Source records

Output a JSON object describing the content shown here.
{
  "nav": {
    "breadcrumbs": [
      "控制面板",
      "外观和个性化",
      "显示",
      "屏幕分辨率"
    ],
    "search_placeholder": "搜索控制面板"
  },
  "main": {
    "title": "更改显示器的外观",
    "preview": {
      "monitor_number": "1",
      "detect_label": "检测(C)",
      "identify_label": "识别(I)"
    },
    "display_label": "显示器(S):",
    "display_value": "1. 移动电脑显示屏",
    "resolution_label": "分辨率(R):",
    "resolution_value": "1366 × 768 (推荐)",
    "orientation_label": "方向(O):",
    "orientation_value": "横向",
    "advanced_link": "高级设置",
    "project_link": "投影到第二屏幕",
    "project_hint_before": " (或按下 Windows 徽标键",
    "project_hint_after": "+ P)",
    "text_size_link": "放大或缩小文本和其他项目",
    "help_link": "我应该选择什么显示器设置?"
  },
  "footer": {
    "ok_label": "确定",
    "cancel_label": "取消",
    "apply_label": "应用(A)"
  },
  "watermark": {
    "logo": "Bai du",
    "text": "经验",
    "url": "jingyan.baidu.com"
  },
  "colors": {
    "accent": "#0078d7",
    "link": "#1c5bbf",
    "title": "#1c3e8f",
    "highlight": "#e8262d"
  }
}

_CHALLENGE_
Transcribe the entire listing above precisely.

_SOLUTION TO THE PROBLEM_
Output a JSON object describing the content shown here.
{
  "nav": {
    "breadcrumbs": [
      "控制面板",
      "外观和个性化",
      "显示",
      "屏幕分辨率"
    ],
    "search_placeholder": "搜索控制面板"
  },
  "main": {
    "title": "更改显示器的外观",
    "preview": {
      "monitor_number": "1",
      "detect_label": "检测(C)",
      "identify_label": "识别(I)"
    },
    "display_label": "显示器(S):",
    "display_value": "1. 移动电脑显示屏",
    "resolution_label": "分辨率(R):",
    "resolution_value": "1366 × 768 (推荐)",
    "orientation_label": "方向(O):",
    "orientation_value": "横向",
    "advanced_link": "高级设置",
    "project_link": "投影到第二屏幕",
    "project_hint_before": " (或按下 Windows 徽标键",
    "project_hint_after": "+ P)",
    "text_size_link": "放大或缩小文本和其他项目",
    "help_link": "我应该选择什么显示器设置?"
  },
  "footer": {
    "ok_label": "确定",
    "cancel_label": "取消",
    "apply_label": "应用(A)"
  },
  "watermark": {
    "logo": "Bai du",
    "text": "经验",
    "url": "jingyan.baidu.com"
  },
  "colors": {
    "accent": "#0078d7",
    "link": "#1c5bbf",
    "title": "#1c3e8f",
    "highlight": "#e8262d"
  }
}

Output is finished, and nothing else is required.